Aim:
Are you able to retype all the records below exactly?

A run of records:
--- start ---

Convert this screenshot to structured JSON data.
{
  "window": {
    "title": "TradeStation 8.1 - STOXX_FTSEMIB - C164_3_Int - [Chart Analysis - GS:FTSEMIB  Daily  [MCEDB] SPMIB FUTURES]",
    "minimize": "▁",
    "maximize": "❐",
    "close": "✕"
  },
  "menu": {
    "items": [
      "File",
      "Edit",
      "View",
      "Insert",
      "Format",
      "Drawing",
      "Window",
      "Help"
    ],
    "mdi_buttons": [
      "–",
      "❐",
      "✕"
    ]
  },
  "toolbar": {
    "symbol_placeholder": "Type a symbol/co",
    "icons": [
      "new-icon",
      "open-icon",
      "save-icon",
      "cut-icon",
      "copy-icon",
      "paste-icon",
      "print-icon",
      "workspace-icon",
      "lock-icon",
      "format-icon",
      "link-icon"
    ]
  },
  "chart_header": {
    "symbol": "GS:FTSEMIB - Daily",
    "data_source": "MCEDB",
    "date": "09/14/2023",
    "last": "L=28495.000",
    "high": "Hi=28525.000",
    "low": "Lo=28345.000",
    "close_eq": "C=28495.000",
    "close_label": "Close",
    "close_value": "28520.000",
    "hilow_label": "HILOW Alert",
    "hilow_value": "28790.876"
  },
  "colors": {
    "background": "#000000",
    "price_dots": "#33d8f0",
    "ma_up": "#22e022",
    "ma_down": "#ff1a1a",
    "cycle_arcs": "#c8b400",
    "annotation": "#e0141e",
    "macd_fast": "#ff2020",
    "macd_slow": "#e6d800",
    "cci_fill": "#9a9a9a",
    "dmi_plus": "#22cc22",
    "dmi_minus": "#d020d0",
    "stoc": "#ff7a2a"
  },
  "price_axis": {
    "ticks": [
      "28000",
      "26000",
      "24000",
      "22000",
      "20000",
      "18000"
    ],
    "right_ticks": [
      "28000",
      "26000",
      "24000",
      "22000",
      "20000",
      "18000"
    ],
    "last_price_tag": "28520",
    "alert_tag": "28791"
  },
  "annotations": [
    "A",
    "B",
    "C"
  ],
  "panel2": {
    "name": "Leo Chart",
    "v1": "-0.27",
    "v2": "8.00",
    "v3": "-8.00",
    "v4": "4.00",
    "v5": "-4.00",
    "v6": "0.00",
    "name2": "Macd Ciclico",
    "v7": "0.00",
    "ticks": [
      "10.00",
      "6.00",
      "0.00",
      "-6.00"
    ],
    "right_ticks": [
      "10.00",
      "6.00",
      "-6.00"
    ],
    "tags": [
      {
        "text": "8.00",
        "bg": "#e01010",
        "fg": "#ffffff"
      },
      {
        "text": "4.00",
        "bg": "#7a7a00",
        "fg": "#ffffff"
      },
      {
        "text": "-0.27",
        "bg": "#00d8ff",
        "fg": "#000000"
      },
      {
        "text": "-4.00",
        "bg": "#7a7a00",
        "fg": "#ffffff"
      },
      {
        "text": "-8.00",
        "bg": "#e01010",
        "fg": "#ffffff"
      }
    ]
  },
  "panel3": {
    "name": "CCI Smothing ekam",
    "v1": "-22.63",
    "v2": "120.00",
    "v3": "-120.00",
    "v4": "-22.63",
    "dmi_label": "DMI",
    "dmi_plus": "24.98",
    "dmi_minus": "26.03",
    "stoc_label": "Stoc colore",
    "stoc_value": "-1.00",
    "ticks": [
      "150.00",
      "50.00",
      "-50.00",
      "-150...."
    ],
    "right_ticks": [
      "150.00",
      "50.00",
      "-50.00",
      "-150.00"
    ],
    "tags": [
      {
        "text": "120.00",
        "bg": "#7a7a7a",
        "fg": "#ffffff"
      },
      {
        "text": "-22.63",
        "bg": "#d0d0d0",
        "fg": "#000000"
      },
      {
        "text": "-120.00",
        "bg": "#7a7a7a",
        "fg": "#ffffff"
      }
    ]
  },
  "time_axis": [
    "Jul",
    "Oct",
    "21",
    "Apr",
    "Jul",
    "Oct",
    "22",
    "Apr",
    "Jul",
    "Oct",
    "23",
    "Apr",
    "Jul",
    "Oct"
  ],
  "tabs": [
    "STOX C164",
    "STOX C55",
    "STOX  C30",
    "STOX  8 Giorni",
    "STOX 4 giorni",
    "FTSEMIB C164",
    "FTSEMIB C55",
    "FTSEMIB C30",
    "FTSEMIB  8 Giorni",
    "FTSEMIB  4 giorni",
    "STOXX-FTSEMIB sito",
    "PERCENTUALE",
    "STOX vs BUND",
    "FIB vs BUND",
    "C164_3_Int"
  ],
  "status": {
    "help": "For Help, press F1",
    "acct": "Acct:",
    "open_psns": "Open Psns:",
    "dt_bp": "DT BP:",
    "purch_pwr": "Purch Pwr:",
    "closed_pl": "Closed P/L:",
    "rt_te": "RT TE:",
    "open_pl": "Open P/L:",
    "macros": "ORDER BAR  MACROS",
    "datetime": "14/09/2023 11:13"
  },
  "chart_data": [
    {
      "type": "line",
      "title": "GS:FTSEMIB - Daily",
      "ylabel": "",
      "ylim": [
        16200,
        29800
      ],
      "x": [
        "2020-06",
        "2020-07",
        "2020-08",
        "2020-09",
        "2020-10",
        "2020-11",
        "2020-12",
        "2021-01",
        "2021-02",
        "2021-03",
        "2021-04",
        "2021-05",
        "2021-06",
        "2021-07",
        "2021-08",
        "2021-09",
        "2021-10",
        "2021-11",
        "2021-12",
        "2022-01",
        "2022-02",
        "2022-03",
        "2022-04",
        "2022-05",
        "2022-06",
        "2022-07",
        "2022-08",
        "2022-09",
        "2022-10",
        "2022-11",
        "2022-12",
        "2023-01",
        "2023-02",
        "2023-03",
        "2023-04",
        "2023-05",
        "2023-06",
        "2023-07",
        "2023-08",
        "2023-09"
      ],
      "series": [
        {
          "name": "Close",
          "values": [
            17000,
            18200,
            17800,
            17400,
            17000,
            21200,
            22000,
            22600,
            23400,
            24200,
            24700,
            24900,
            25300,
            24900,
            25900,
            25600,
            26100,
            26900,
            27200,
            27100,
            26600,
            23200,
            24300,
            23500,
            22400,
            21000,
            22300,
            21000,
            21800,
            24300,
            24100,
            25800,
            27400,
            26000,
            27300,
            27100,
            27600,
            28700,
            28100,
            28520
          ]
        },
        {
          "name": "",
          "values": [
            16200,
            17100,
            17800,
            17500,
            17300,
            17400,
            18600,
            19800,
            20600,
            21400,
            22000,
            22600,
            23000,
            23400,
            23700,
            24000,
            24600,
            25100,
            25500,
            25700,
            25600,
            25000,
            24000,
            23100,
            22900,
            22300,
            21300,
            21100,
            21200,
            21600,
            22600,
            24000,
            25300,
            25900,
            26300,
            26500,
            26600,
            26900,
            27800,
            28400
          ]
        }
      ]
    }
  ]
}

--- end ---

Answer to the problem:
Convert this screenshot to structured JSON data.
{
  "window": {
    "title": "TradeStation 8.1 - STOXX_FTSEMIB - C164_3_Int - [Chart Analysis - GS:FTSEMIB  Daily  [MCEDB] SPMIB FUTURES]",
    "minimize": "▁",
    "maximize": "❐",
    "close": "✕"
  },
  "menu": {
    "items": [
      "File",
      "Edit",
      "View",
      "Insert",
      "Format",
      "Drawing",
      "Window",
      "Help"
    ],
    "mdi_buttons": [
      "–",
      "❐",
      "✕"
    ]
  },
  "toolbar": {
    "symbol_placeholder": "Type a symbol/co",
    "icons": [
      "new-icon",
      "open-icon",
      "save-icon",
      "cut-icon",
      "copy-icon",
      "paste-icon",
      "print-icon",
      "workspace-icon",
      "lock-icon",
      "format-icon",
      "link-icon"
    ]
  },
  "chart_header": {
    "symbol": "GS:FTSEMIB - Daily",
    "data_source": "MCEDB",
    "date": "09/14/2023",
    "last": "L=28495.000",
    "high": "Hi=28525.000",
    "low": "Lo=28345.000",
    "close_eq": "C=28495.000",
    "close_label": "Close",
    "close_value": "28520.000",
    "hilow_label": "HILOW Alert",
    "hilow_value": "28790.876"
  },
  "colors": {
    "background": "#000000",
    "price_dots": "#33d8f0",
    "ma_up": "#22e022",
    "ma_down": "#ff1a1a",
    "cycle_arcs": "#c8b400",
    "annotation": "#e0141e",
    "macd_fast": "#ff2020",
    "macd_slow": "#e6d800",
    "cci_fill": "#9a9a9a",
    "dmi_plus": "#22cc22",
    "dmi_minus": "#d020d0",
    "stoc": "#ff7a2a"
  },
  "price_axis": {
    "ticks": [
      "28000",
      "26000",
      "24000",
      "22000",
      "20000",
      "18000"
    ],
    "right_ticks": [
      "28000",
      "26000",
      "24000",
      "22000",
      "20000",
      "18000"
    ],
    "last_price_tag": "28520",
    "alert_tag": "28791"
  },
  "annotations": [
    "A",
    "B",
    "C"
  ],
  "panel2": {
    "name": "Leo Chart",
    "v1": "-0.27",
    "v2": "8.00",
    "v3": "-8.00",
    "v4": "4.00",
    "v5": "-4.00",
    "v6": "0.00",
    "name2": "Macd Ciclico",
    "v7": "0.00",
    "ticks": [
      "10.00",
      "6.00",
      "0.00",
      "-6.00"
    ],
    "right_ticks": [
      "10.00",
      "6.00",
      "-6.00"
    ],
    "tags": [
      {
        "text": "8.00",
        "bg": "#e01010",
        "fg": "#ffffff"
      },
      {
        "text": "4.00",
        "bg": "#7a7a00",
        "fg": "#ffffff"
      },
      {
        "text": "-0.27",
        "bg": "#00d8ff",
        "fg": "#000000"
      },
      {
        "text": "-4.00",
        "bg": "#7a7a00",
        "fg": "#ffffff"
      },
      {
        "text": "-8.00",
        "bg": "#e01010",
        "fg": "#ffffff"
      }
    ]
  },
  "panel3": {
    "name": "CCI Smothing ekam",
    "v1": "-22.63",
    "v2": "120.00",
    "v3": "-120.00",
    "v4": "-22.63",
    "dmi_label": "DMI",
    "dmi_plus": "24.98",
    "dmi_minus": "26.03",
    "stoc_label": "Stoc colore",
    "stoc_value": "-1.00",
    "ticks": [
      "150.00",
      "50.00",
      "-50.00",
      "-150...."
    ],
    "right_ticks": [
      "150.00",
      "50.00",
      "-50.00",
      "-150.00"
    ],
    "tags": [
      {
        "text": "120.00",
        "bg": "#7a7a7a",
        "fg": "#ffffff"
      },
      {
        "text": "-22.63",
        "bg": "#d0d0d0",
        "fg": "#000000"
      },
      {
        "text": "-120.00",
        "bg": "#7a7a7a",
        "fg": "#ffffff"
      }
    ]
  },
  "time_axis": [
    "Jul",
    "Oct",
    "21",
    "Apr",
    "Jul",
    "Oct",
    "22",
    "Apr",
    "Jul",
    "Oct",
    "23",
    "Apr",
    "Jul",
    "Oct"
  ],
  "tabs": [
    "STOX C164",
    "STOX C55",
    "STOX  C30",
    "STOX  8 Giorni",
    "STOX 4 giorni",
    "FTSEMIB C164",
    "FTSEMIB C55",
    "FTSEMIB C30",
    "FTSEMIB  8 Giorni",
    "FTSEMIB  4 giorni",
    "STOXX-FTSEMIB sito",
    "PERCENTUALE",
    "STOX vs BUND",
    "FIB vs BUND",
    "C164_3_Int"
  ],
  "status": {
    "help": "For Help, press F1",
    "acct": "Acct:",
    "open_psns": "Open Psns:",
    "dt_bp": "DT BP:",
    "purch_pwr": "Purch Pwr:",
    "closed_pl": "Closed P/L:",
    "rt_te": "RT TE:",
    "open_pl": "Open P/L:",
    "macros": "ORDER BAR  MACROS",
    "datetime": "14/09/2023 11:13"
  },
  "chart_data": [
    {
      "type": "line",
      "title": "GS:FTSEMIB - Daily",
      "ylabel": "",
      "ylim": [
        16200,
        29800
      ],
      "x": [
        "2020-06",
        "2020-07",
        "2020-08",
        "2020-09",
        "2020-10",
        "2020-11",
        "2020-12",
        "2021-01",
        "2021-02",
        "2021-03",
        "2021-04",
        "2021-05",
        "2021-06",
        "2021-07",
        "2021-08",
        "2021-09",
        "2021-10",
        "2021-11",
        "2021-12",
        "2022-01",
        "2022-02",
        "2022-03",
        "2022-04",
        "2022-05",
        "2022-06",
        "2022-07",
        "2022-08",
        "2022-09",
        "2022-10",
        "2022-11",
        "2022-12",
        "2023-01",
        "2023-02",
        "2023-03",
        "2023-04",
        "2023-05",
        "2023-06",
        "2023-07",
        "2023-08",
        "2023-09"
      ],
      "series": [
        {
          "name": "Close",
          "values": [
            17000,
            18200,
            17800,
            17400,
            17000,
            21200,
            22000,
            22600,
            23400,
            24200,
            24700,
            24900,
            25300,
            24900,
            25900,
            25600,
            26100,
            26900,
            27200,
            27100,
            26600,
            23200,
            24300,
            23500,
            22400,
            21000,
            22300,
            21000,
            21800,
            24300,
            24100,
            25800,
            27400,
            26000,
            27300,
            27100,
            27600,
            28700,
            28100,
            28520
          ]
        },
        {
          "name": "",
          "values": [
            16200,
            17100,
            17800,
            17500,
            17300,
            17400,
            18600,
            19800,
            20600,
            21400,
            22000,
            22600,
            23000,
            23400,
            23700,
            24000,
            24600,
            25100,
            25500,
            25700,
            25600,
            25000,
            24000,
            23100,
            22900,
            22300,
            21300,
            21100,
            21200,
            21600,
            22600,
            24000,
            25300,
            25900,
            26300,
            26500,
            26600,
            26900,
            27800,
            28400
          ]
        }
      ]
    }
  ]
}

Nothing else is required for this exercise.